Source material:
↓

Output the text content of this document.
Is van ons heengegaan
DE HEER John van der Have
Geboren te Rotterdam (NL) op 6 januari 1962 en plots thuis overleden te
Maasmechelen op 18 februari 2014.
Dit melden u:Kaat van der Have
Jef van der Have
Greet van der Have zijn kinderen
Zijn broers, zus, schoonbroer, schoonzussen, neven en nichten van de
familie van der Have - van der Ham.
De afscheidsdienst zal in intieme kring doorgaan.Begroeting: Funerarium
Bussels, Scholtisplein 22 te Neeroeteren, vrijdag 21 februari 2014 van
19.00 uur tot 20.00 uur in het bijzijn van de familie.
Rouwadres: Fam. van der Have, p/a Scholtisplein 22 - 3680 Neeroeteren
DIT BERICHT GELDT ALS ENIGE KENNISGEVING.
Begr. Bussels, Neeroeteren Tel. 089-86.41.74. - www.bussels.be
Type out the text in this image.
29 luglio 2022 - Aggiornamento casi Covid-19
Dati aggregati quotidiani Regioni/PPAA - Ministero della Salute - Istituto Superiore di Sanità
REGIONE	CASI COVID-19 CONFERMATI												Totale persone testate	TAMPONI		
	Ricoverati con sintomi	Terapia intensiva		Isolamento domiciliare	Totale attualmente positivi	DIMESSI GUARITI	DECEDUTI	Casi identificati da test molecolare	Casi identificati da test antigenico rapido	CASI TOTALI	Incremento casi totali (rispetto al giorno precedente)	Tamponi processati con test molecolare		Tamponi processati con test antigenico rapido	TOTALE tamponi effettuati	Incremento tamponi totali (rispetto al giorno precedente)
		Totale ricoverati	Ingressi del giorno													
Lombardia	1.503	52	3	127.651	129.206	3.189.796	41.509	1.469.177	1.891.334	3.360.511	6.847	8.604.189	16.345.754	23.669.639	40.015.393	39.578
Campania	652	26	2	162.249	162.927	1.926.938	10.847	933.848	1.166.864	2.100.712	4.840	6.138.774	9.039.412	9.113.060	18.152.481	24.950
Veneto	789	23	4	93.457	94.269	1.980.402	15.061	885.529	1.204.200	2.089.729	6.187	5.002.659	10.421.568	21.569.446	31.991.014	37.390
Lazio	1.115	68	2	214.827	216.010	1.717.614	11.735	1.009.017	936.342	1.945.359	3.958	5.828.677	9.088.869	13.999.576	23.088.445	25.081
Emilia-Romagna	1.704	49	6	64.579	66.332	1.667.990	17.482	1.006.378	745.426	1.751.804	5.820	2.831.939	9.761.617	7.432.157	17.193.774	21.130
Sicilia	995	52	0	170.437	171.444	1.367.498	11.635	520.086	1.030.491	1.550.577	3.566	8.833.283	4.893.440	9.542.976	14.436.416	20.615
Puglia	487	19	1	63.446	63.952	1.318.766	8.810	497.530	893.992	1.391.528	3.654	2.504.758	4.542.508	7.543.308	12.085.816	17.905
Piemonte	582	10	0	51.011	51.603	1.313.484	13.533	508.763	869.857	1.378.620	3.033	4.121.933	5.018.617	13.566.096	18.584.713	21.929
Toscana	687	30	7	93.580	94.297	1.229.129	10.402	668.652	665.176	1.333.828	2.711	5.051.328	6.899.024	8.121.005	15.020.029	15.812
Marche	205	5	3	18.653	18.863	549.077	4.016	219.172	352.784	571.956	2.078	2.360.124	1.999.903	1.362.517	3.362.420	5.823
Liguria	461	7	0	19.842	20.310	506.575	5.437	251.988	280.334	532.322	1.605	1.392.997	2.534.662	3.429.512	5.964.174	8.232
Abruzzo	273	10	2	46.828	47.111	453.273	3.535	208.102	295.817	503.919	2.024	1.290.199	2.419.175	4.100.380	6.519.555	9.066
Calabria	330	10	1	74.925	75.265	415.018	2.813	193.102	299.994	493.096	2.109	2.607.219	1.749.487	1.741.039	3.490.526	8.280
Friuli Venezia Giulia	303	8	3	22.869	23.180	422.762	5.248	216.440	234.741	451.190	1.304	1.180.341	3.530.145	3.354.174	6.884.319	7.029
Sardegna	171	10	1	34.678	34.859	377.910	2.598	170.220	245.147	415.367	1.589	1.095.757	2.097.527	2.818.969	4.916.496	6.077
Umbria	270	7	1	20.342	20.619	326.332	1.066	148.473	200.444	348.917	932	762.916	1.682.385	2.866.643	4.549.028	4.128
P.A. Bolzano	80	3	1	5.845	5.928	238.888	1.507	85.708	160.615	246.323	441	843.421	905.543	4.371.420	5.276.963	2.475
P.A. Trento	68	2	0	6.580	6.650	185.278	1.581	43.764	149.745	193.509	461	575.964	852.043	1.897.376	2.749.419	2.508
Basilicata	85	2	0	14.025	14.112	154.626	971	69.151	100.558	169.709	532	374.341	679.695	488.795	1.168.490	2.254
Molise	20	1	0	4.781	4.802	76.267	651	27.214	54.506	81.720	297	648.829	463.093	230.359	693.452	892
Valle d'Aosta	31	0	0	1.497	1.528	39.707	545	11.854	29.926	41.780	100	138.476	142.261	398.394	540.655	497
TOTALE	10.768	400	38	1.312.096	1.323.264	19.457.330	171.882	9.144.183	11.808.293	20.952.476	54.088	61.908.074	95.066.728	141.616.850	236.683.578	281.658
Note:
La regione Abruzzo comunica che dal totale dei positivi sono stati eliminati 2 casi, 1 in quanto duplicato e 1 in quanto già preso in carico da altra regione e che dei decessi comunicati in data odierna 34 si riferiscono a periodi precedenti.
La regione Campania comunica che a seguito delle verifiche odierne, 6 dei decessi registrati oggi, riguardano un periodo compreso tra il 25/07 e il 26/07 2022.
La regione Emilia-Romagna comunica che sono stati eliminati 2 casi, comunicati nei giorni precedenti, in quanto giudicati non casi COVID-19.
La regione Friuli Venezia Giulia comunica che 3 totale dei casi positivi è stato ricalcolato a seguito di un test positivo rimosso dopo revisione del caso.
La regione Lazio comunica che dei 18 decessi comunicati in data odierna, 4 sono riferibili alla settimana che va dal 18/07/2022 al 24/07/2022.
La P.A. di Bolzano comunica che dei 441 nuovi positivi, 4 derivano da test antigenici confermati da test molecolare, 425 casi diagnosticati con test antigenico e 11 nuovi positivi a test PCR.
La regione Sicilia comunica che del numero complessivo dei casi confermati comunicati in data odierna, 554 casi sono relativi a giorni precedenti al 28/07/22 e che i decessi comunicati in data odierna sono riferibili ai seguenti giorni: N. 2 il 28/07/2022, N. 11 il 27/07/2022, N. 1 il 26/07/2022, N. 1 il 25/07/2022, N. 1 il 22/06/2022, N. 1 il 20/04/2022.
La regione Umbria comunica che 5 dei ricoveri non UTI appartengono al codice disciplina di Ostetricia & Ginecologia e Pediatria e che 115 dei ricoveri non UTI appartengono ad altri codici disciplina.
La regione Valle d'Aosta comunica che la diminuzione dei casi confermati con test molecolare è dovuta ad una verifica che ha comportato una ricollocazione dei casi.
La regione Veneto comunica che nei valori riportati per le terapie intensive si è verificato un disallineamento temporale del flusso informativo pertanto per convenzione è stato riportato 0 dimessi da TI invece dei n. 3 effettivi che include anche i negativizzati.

↑

Task directions: How many lines of the listing above include the word "text"? Reply with the number alone.

Solution to this exercise: 2